▸ **YOUR INSTRUCTIONS**
Locate every line that holds the string "JSON" and copy it.

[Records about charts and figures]
^^^^

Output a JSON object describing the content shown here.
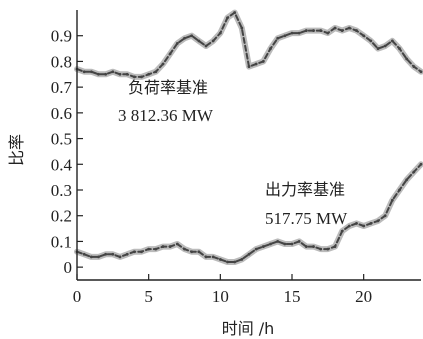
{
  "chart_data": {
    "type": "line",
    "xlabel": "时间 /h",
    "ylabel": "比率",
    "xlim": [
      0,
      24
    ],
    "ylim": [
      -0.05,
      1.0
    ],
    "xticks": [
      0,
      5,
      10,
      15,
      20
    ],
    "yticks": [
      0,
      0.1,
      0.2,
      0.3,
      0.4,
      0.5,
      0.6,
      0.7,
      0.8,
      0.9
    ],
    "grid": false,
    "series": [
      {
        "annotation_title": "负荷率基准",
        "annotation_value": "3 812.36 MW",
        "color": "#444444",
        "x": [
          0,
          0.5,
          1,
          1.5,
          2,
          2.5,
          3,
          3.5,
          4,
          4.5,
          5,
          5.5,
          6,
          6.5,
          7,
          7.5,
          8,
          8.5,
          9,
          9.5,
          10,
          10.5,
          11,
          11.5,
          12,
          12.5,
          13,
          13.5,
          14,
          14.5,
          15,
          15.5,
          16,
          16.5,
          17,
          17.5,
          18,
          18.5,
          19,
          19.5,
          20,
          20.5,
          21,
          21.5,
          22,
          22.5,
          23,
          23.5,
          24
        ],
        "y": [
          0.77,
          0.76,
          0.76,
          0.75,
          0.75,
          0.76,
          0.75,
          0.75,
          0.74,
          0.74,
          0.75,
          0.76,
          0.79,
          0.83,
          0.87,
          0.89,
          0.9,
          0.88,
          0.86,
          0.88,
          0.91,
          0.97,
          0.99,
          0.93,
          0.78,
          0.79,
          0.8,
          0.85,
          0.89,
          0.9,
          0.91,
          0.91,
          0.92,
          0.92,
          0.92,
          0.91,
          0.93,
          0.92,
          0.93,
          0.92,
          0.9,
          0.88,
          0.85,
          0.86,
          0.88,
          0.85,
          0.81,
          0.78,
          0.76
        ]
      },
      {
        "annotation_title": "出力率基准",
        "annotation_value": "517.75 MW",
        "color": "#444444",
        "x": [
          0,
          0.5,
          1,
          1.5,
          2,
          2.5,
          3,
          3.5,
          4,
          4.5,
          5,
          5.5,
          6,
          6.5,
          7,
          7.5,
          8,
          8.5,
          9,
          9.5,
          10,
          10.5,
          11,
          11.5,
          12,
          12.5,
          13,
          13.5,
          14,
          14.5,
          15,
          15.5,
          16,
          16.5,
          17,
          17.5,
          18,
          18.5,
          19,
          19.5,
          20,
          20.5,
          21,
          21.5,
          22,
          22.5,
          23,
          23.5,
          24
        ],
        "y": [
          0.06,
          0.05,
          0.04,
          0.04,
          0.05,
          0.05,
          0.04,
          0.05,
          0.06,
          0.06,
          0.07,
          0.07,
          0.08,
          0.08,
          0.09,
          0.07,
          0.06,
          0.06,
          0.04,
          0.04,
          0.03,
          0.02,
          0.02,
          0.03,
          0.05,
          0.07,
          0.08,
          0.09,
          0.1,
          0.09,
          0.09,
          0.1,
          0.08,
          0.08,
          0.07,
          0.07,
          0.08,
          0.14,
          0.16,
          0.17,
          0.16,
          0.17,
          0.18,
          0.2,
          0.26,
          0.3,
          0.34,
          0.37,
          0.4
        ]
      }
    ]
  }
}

^^^^

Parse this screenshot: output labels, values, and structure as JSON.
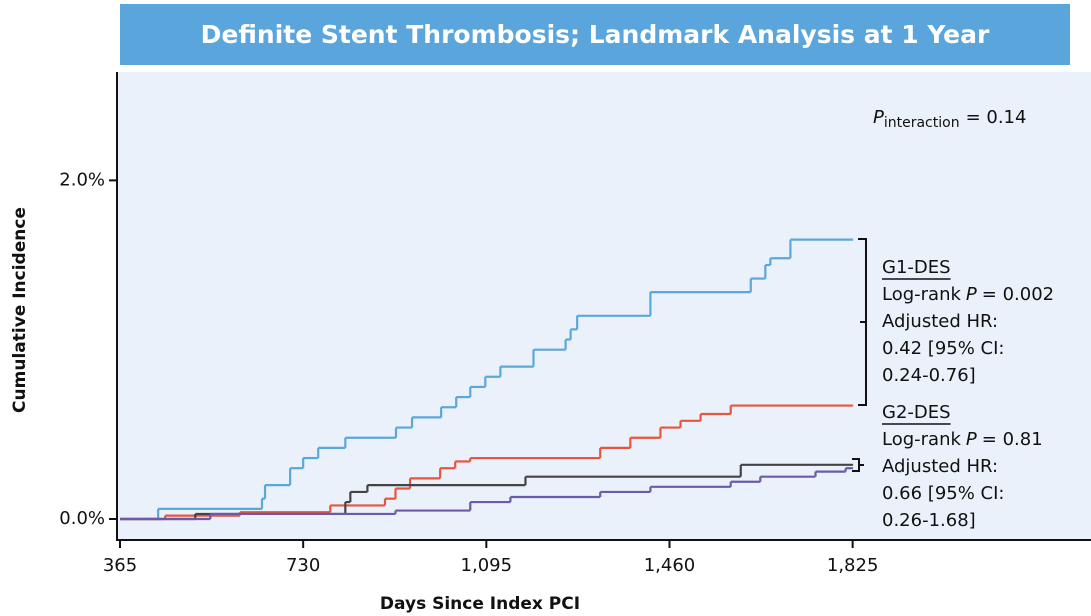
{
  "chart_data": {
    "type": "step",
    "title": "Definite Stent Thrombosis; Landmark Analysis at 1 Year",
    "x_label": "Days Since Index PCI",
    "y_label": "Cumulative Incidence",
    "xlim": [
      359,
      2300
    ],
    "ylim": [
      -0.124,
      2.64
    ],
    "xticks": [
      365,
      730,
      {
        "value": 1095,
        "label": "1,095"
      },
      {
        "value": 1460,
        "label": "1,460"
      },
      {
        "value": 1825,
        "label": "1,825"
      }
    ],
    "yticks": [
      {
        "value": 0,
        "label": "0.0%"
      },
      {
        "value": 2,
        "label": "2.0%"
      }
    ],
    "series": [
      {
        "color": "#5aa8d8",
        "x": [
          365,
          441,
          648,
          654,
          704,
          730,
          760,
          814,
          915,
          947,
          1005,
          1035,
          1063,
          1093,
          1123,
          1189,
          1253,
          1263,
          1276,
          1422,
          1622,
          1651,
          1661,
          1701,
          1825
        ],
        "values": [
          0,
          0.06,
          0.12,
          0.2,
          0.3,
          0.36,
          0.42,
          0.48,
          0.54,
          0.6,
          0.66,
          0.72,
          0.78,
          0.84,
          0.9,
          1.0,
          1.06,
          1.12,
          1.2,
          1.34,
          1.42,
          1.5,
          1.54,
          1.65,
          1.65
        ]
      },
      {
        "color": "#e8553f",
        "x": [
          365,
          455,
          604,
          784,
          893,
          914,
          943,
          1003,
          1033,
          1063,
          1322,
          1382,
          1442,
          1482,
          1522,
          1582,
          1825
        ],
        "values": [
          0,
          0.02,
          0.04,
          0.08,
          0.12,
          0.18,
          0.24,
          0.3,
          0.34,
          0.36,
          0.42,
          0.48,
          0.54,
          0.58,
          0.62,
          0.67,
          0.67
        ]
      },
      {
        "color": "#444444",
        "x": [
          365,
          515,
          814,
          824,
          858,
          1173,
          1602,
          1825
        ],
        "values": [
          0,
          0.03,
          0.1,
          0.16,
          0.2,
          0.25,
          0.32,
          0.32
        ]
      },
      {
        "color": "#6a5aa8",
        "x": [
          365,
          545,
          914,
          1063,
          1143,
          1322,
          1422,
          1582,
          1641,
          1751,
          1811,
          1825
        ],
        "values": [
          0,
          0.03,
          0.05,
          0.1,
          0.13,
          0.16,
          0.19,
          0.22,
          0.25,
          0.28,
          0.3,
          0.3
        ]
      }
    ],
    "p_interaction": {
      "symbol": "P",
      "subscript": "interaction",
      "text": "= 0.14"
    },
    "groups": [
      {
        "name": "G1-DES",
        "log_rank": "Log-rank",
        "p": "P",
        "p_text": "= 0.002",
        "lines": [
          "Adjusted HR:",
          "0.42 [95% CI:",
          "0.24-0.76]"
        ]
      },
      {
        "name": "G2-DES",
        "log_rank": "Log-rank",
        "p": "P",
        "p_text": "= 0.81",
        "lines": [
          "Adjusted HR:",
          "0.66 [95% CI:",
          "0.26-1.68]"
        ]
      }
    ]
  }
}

^^^^

▸ **ANSWER FOR THIS EXERCISE**
Output a JSON object describing the content shown here.
Parse this screenshot: output labels, values, and structure as JSON.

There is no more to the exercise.